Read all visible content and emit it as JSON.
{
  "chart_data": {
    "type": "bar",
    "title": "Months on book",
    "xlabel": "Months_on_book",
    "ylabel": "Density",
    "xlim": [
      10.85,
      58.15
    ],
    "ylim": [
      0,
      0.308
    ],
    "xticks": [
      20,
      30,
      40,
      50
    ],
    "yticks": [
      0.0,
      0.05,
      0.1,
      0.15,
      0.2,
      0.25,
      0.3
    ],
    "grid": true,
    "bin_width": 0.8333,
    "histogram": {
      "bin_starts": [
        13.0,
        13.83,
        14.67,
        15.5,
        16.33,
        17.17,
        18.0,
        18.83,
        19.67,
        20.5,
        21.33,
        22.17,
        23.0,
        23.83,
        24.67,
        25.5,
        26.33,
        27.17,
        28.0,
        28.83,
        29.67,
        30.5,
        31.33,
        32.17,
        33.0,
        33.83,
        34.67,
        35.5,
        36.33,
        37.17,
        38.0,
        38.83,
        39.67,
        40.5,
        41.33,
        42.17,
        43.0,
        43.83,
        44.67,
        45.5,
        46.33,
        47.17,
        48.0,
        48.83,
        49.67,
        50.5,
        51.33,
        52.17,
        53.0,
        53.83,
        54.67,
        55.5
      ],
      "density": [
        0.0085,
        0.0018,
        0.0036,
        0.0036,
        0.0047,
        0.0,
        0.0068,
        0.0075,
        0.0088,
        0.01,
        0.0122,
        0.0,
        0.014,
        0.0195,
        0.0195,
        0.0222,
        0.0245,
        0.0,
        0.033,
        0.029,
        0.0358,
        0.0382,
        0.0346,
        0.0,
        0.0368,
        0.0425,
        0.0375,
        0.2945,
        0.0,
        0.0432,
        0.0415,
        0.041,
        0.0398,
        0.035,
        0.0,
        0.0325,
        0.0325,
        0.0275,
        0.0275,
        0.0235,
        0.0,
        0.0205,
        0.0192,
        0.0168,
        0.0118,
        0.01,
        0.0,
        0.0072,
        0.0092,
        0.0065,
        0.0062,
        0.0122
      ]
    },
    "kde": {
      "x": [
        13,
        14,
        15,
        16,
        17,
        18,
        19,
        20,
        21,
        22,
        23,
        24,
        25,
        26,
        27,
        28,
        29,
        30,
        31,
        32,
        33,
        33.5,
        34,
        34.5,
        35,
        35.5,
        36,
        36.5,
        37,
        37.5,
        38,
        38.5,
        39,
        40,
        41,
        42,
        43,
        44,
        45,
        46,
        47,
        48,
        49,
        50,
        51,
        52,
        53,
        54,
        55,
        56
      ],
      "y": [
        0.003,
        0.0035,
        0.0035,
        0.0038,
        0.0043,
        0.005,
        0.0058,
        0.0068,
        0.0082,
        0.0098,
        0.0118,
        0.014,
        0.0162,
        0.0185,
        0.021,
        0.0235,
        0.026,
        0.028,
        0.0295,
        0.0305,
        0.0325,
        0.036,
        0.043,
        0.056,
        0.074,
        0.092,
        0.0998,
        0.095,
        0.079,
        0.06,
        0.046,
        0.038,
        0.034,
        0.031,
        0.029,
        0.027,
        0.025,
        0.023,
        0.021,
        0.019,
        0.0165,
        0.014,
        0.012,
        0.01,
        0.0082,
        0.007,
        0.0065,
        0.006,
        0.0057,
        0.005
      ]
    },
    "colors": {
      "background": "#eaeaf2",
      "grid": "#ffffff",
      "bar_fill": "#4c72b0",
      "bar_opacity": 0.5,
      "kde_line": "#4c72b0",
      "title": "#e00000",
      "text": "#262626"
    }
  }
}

____________________

Task to carry out:
Repeat each entry word for word.

The solution:
Read all visible content and emit it as JSON.
{
  "chart_data": {
    "type": "bar",
    "title": "Months on book",
    "xlabel": "Months_on_book",
    "ylabel": "Density",
    "xlim": [
      10.85,
      58.15
    ],
    "ylim": [
      0,
      0.308
    ],
    "xticks": [
      20,
      30,
      40,
      50
    ],
    "yticks": [
      0.0,
      0.05,
      0.1,
      0.15,
      0.2,
      0.25,
      0.3
    ],
    "grid": true,
    "bin_width": 0.8333,
    "histogram": {
      "bin_starts": [
        13.0,
        13.83,
        14.67,
        15.5,
        16.33,
        17.17,
        18.0,
        18.83,
        19.67,
        20.5,
        21.33,
        22.17,
        23.0,
        23.83,
        24.67,
        25.5,
        26.33,
        27.17,
        28.0,
        28.83,
        29.67,
        30.5,
        31.33,
        32.17,
        33.0,
        33.83,
        34.67,
        35.5,
        36.33,
        37.17,
        38.0,
        38.83,
        39.67,
        40.5,
        41.33,
        42.17,
        43.0,
        43.83,
        44.67,
        45.5,
        46.33,
        47.17,
        48.0,
        48.83,
        49.67,
        50.5,
        51.33,
        52.17,
        53.0,
        53.83,
        54.67,
        55.5
      ],
      "density": [
        0.0085,
        0.0018,
        0.0036,
        0.0036,
        0.0047,
        0.0,
        0.0068,
        0.0075,
        0.0088,
        0.01,
        0.0122,
        0.0,
        0.014,
        0.0195,
        0.0195,
        0.0222,
        0.0245,
        0.0,
        0.033,
        0.029,
        0.0358,
        0.0382,
        0.0346,
        0.0,
        0.0368,
        0.0425,
        0.0375,
        0.2945,
        0.0,
        0.0432,
        0.0415,
        0.041,
        0.0398,
        0.035,
        0.0,
        0.0325,
        0.0325,
        0.0275,
        0.0275,
        0.0235,
        0.0,
        0.0205,
        0.0192,
        0.0168,
        0.0118,
        0.01,
        0.0,
        0.0072,
        0.0092,
        0.0065,
        0.0062,
        0.0122
      ]
    },
    "kde": {
      "x": [
        13,
        14,
        15,
        16,
        17,
        18,
        19,
        20,
        21,
        22,
        23,
        24,
        25,
        26,
        27,
        28,
        29,
        30,
        31,
        32,
        33,
        33.5,
        34,
        34.5,
        35,
        35.5,
        36,
        36.5,
        37,
        37.5,
        38,
        38.5,
        39,
        40,
        41,
        42,
        43,
        44,
        45,
        46,
        47,
        48,
        49,
        50,
        51,
        52,
        53,
        54,
        55,
        56
      ],
      "y": [
        0.003,
        0.0035,
        0.0035,
        0.0038,
        0.0043,
        0.005,
        0.0058,
        0.0068,
        0.0082,
        0.0098,
        0.0118,
        0.014,
        0.0162,
        0.0185,
        0.021,
        0.0235,
        0.026,
        0.028,
        0.0295,
        0.0305,
        0.0325,
        0.036,
        0.043,
        0.056,
        0.074,
        0.092,
        0.0998,
        0.095,
        0.079,
        0.06,
        0.046,
        0.038,
        0.034,
        0.031,
        0.029,
        0.027,
        0.025,
        0.023,
        0.021,
        0.019,
        0.0165,
        0.014,
        0.012,
        0.01,
        0.0082,
        0.007,
        0.0065,
        0.006,
        0.0057,
        0.005
      ]
    },
    "colors": {
      "background": "#eaeaf2",
      "grid": "#ffffff",
      "bar_fill": "#4c72b0",
      "bar_opacity": 0.5,
      "kde_line": "#4c72b0",
      "title": "#e00000",
      "text": "#262626"
    }
  }
}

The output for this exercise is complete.